Task brief
Here is a listing, set out below; repeat its lines from the one with "OCR this image." to the last, both included, and leave out the pictures.

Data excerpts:

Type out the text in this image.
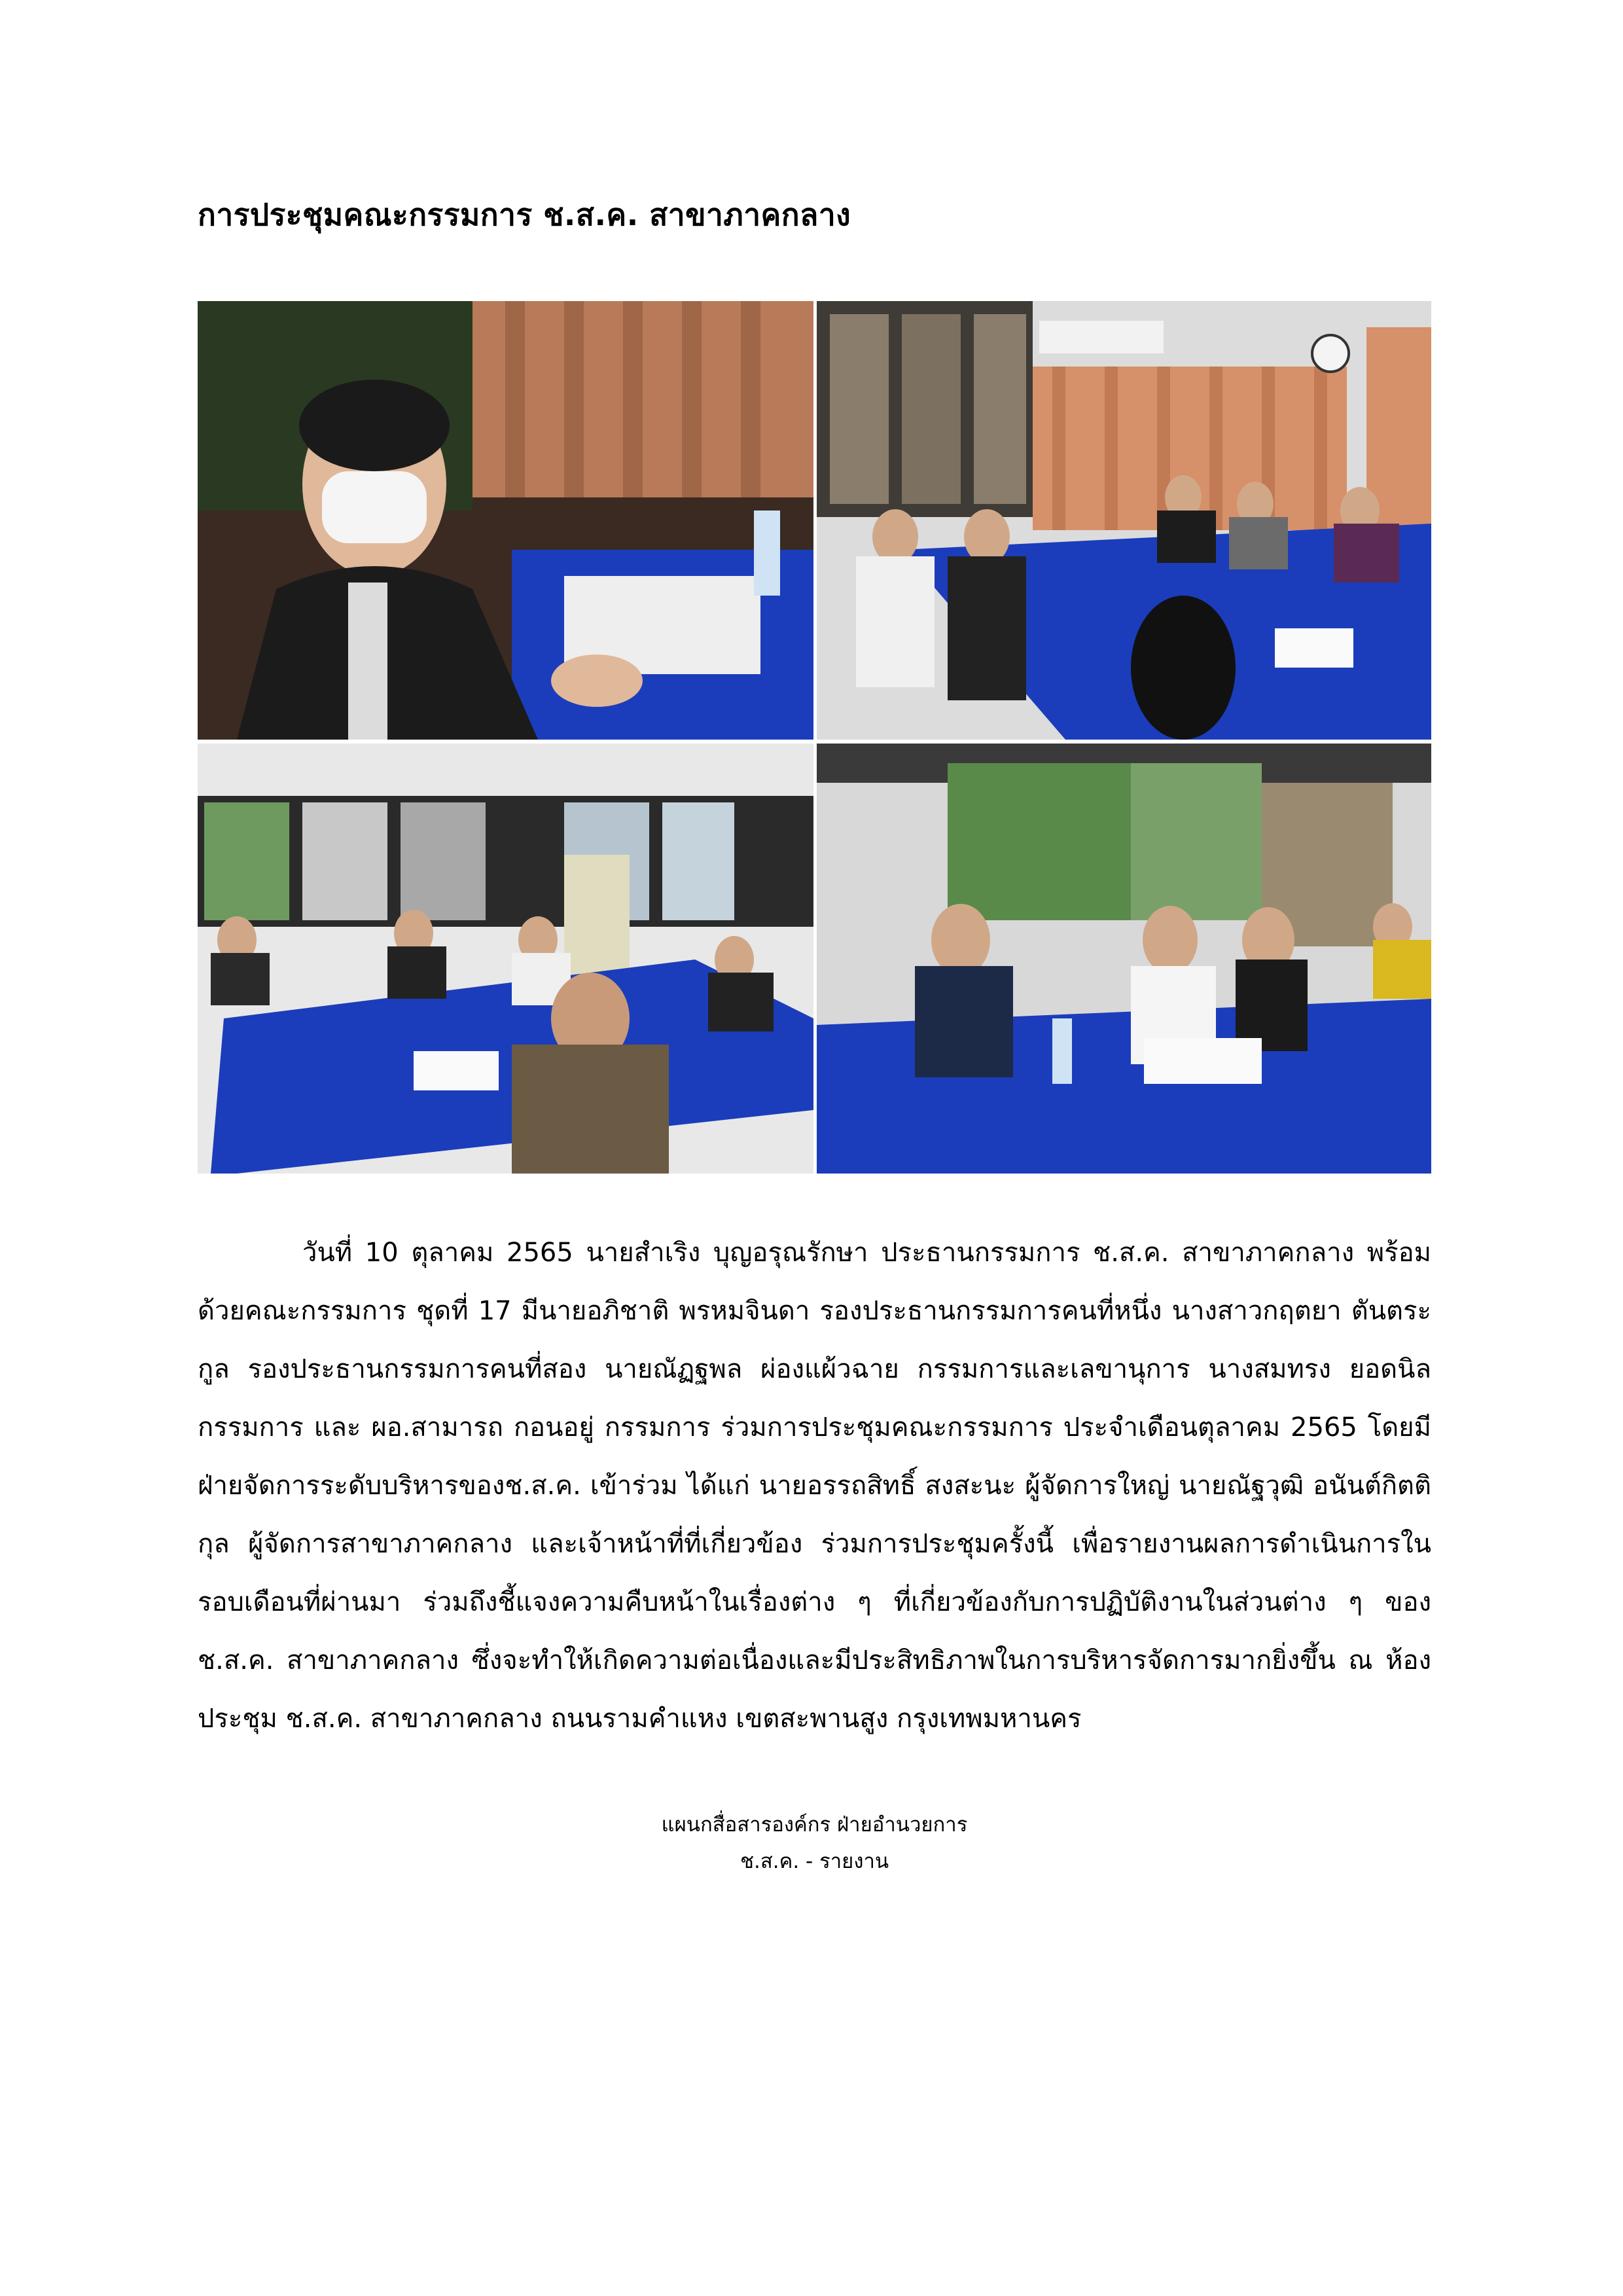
การประชุมคณะกรรมการ ช.ส.ค. สาขาภาคกลาง

วันที่ 10 ตุลาคม 2565 นายสำเริง บุญอรุณรักษา ประธานกรรมการ ช.ส.ค. สาขาภาคกลาง พร้อมด้วยคณะกรรมการ ชุดที่ 17 มีนายอภิชาติ พรหมจินดา รองประธานกรรมการคนที่หนึ่ง นางสาวกฤตยา ตันตระกูล รองประธานกรรมการคนที่สอง นายณัฏฐพล ผ่องแผ้วฉาย กรรมการและเลขานุการ นางสมทรง ยอดนิล กรรมการ และ ผอ.สามารถ กอนอยู่ กรรมการ ร่วมการประชุมคณะกรรมการ ประจำเดือนตุลาคม 2565 โดยมีฝ่ายจัดการระดับบริหารของช.ส.ค. เข้าร่วม ได้แก่ นายอรรถสิทธิ์ สงสะนะ ผู้จัดการใหญ่ นายณัฐวุฒิ อนันต์กิตติกุล ผู้จัดการสาขาภาคกลาง และเจ้าหน้าที่ที่เกี่ยวข้อง ร่วมการประชุมครั้งนี้ เพื่อรายงานผลการดำเนินการในรอบเดือนที่ผ่านมา ร่วมถึงชี้แจงความคืบหน้าในเรื่องต่าง ๆ ที่เกี่ยวข้องกับการปฏิบัติงานในส่วนต่าง ๆ ของ ช.ส.ค. สาขาภาคกลาง ซึ่งจะทำให้เกิดความต่อเนื่องและมีประสิทธิภาพในการบริหารจัดการมากยิ่งขึ้น ณ ห้องประชุม ช.ส.ค. สาขาภาคกลาง ถนนรามคำแหง เขตสะพานสูง กรุงเทพมหานคร

แผนกสื่อสารองค์กร ฝ่ายอำนวยการ
ช.ส.ค. - รายงาน
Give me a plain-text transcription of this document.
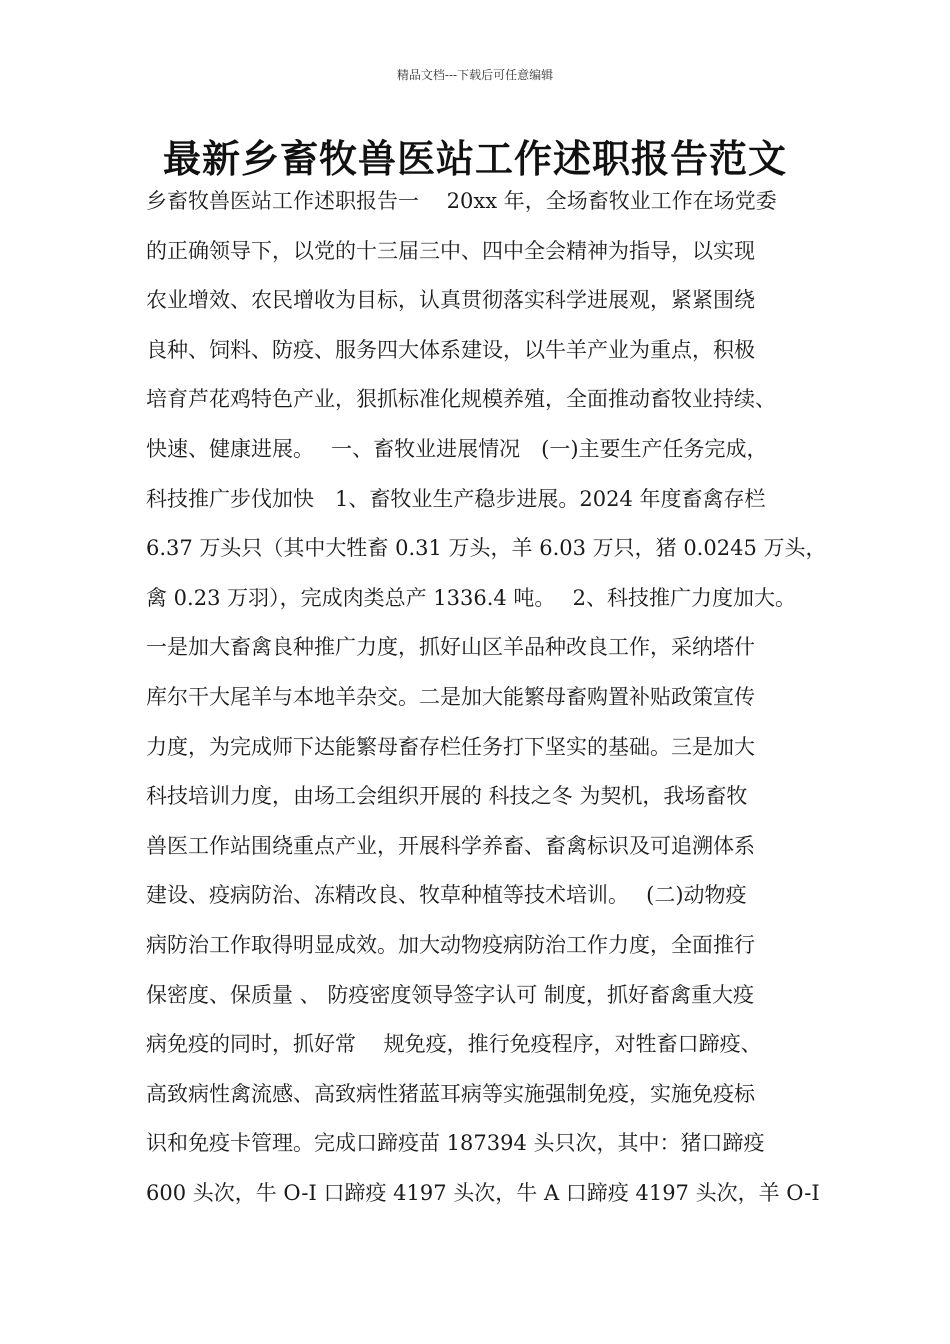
精品文档---下载后可任意编辑
最新乡畜牧兽医站工作述职报告范文
乡畜牧兽医站工作述职报告一　 20xx 年，全场畜牧业工作在场党委
的正确领导下，以党的十三届三中、四中全会精神为指导，以实现
农业增效、农民增收为目标，认真贯彻落实科学进展观，紧紧围绕
良种、饲料、防疫、服务四大体系建设，以牛羊产业为重点，积极
培育芦花鸡特色产业，狠抓标准化规模养殖，全面推动畜牧业持续、
快速、健康进展。　 一、畜牧业进展情况　(一)主要生产任务完成，
科技推广步伐加快　1、畜牧业生产稳步进展。2024 年度畜禽存栏
6.37 万头只（其中大牲畜 0.31 万头，羊 6.03 万只，猪 0.0245 万头，
禽 0.23 万羽），完成肉类总产 1336.4 吨。　 2、科技推广力度加大。
一是加大畜禽良种推广力度，抓好山区羊品种改良工作，采纳塔什
库尔干大尾羊与本地羊杂交。二是加大能繁母畜购置补贴政策宣传
力度，为完成师下达能繁母畜存栏任务打下坚实的基础。三是加大
科技培训力度，由场工会组织开展的 科技之冬 为契机，我场畜牧
兽医工作站围绕重点产业，开展科学养畜、畜禽标识及可追溯体系
建设、疫病防治、冻精改良、牧草种植等技术培训。　 (二)动物疫
病防治工作取得明显成效。加大动物疫病防治工作力度，全面推行
保密度、保质量 、 防疫密度领导签字认可 制度，抓好畜禽重大疫
病免疫的同时，抓好常　 规免疫，推行免疫程序，对牲畜口蹄疫、
高致病性禽流感、高致病性猪蓝耳病等实施强制免疫，实施免疫标
识和免疫卡管理。完成口蹄疫苗 187394 头只次，其中：猪口蹄疫
600 头次，牛 O-I 口蹄疫 4197 头次，牛 A 口蹄疫 4197 头次，羊 O-I
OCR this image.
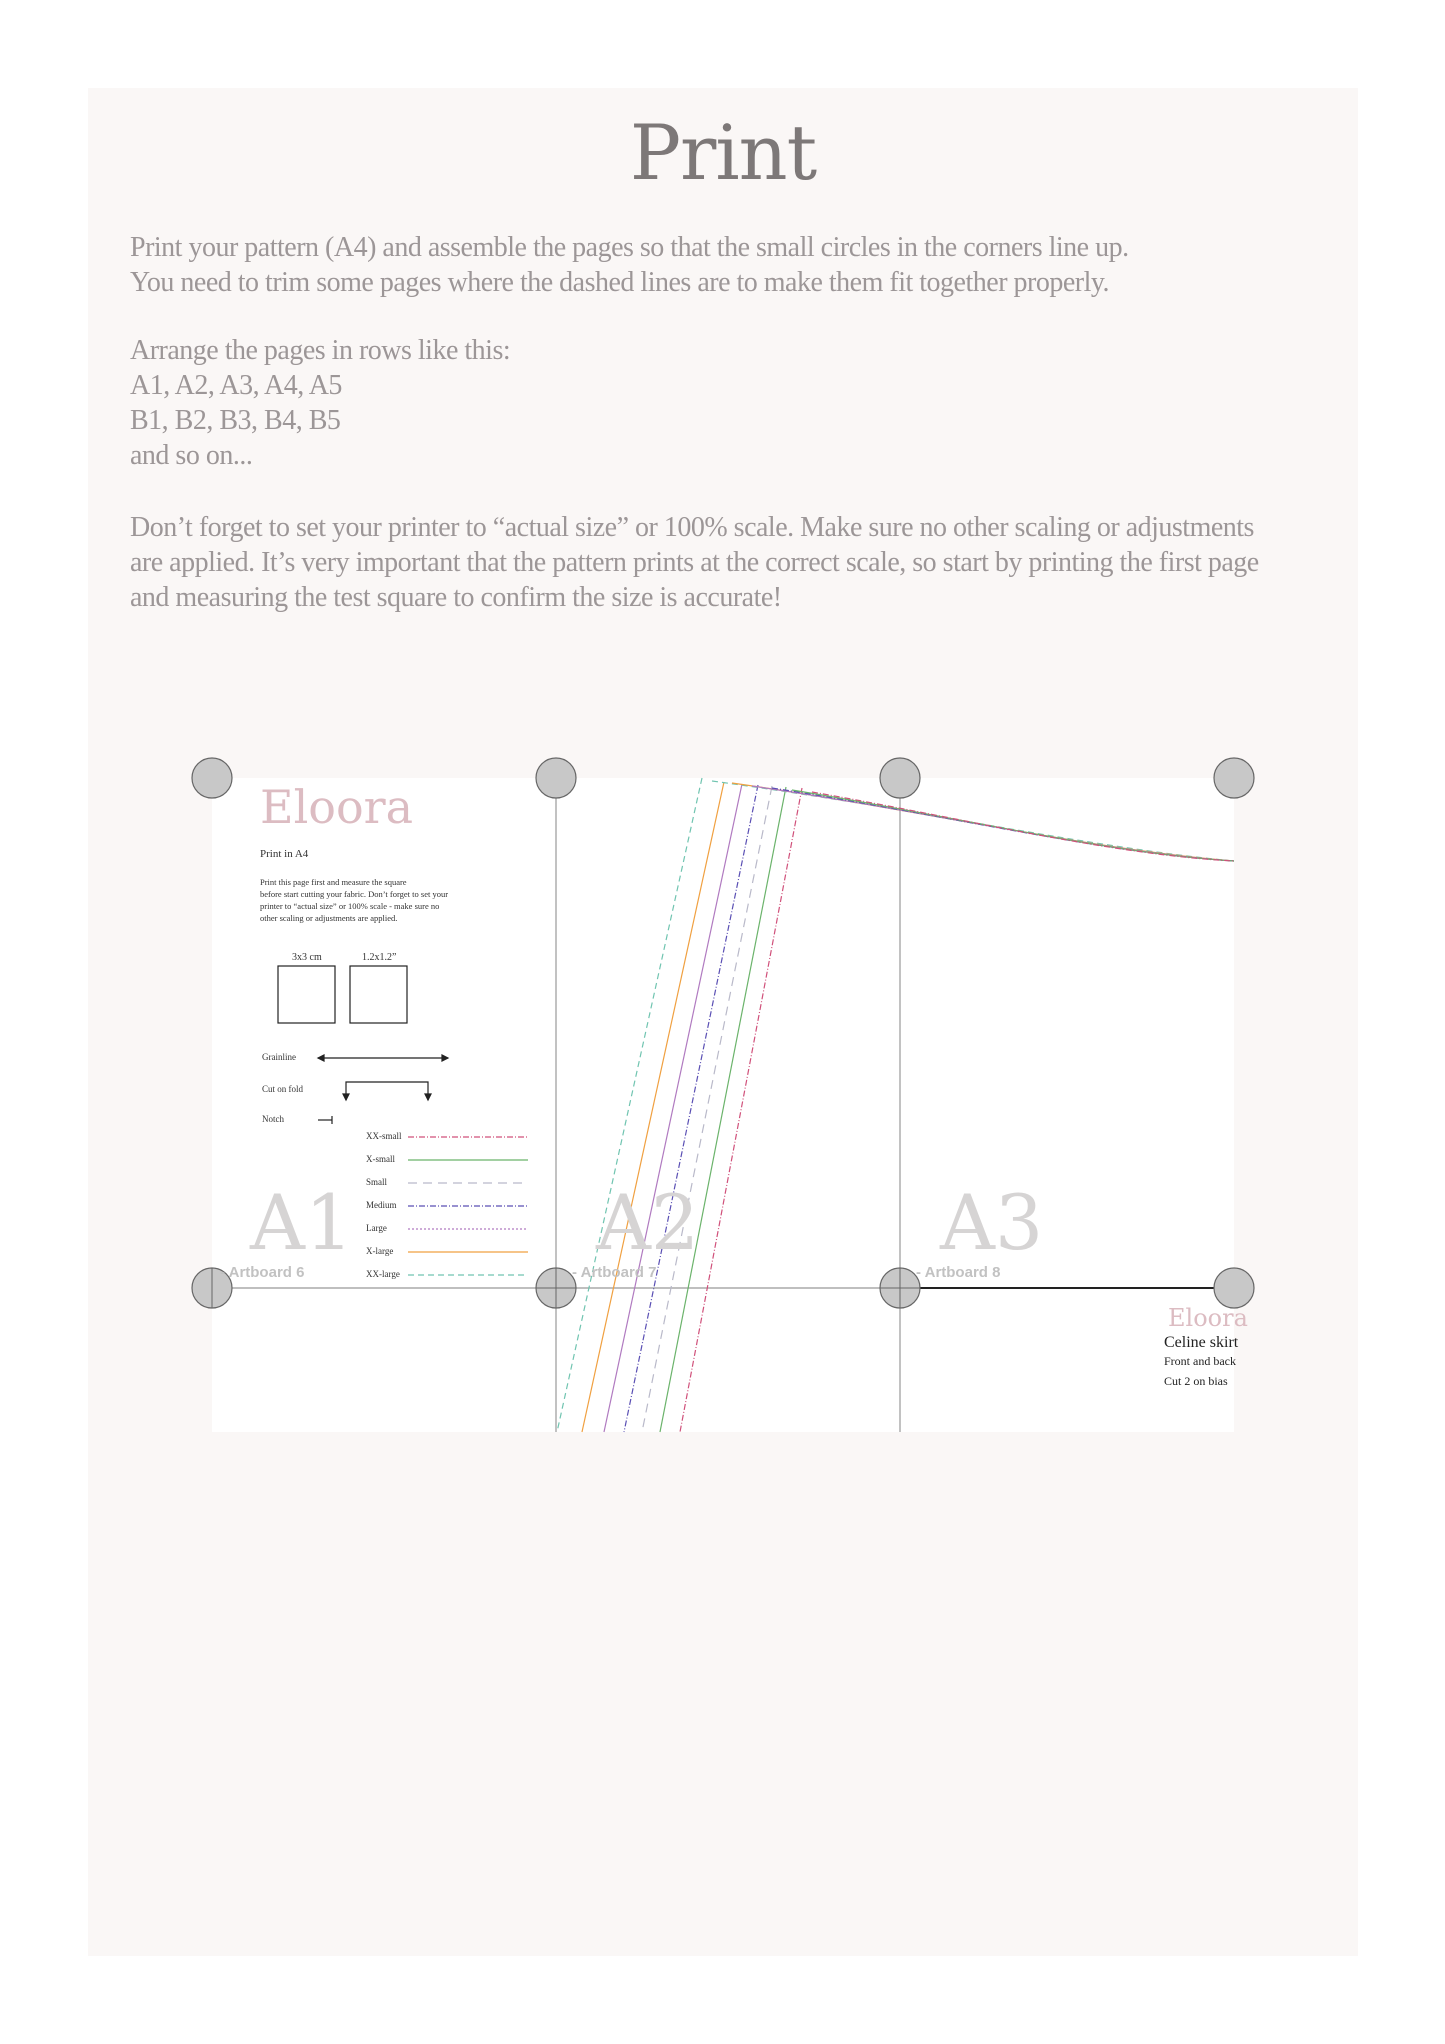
Print
Print your pattern (A4) and assemble the pages so that the small circles in the corners line up.
You need to trim some pages where the dashed lines are to make them fit together properly.
Arrange the pages in rows like this:
A1, A2, A3, A4, A5
B1, B2, B3, B4, B5
and so on...
Don’t forget to set your printer to “actual size” or 100% scale. Make sure no other scaling or adjustments
are applied. It’s very important that the pattern prints at the correct scale, so start by printing the first page
and measuring the test square to confirm the size is accurate!
Eloora
Print in A4
Print this page first and measure the square
before start cutting your fabric. Don’t forget to set your
printer to “actual size” or 100% scale - make sure no
other scaling or adjustments are applied.
3x3 cm	1.2x1.2”
Grainline
Cut on fold
Notch
XX-small
X-small
Small
Medium
Large
X-large
XX-large
A1	A2	A3
- Artboard 6	- Artboard 7	- Artboard 8
Eloora
Celine skirt
Front and back
Cut 2 on bias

Solution for this task
OCR this image.
Print
Print your pattern (A4) and assemble the pages so that the small circles in the corners line up.
You need to trim some pages where the dashed lines are to make them fit together properly.
Arrange the pages in rows like this:
A1, A2, A3, A4, A5
B1, B2, B3, B4, B5
and so on...
Don’t forget to set your printer to “actual size” or 100% scale. Make sure no other scaling or adjustments
are applied. It’s very important that the pattern prints at the correct scale, so start by printing the first page
and measuring the test square to confirm the size is accurate!
Eloora
Print in A4
Print this page first and measure the square
before start cutting your fabric. Don’t forget to set your
printer to “actual size” or 100% scale - make sure no
other scaling or adjustments are applied.
3x3 cm	1.2x1.2”
Grainline
Cut on fold
Notch
XX-small
X-small
Small
Medium
Large
X-large
XX-large
A1	A2	A3
- Artboard 6	- Artboard 7	- Artboard 8
Eloora
Celine skirt
Front and back
Cut 2 on bias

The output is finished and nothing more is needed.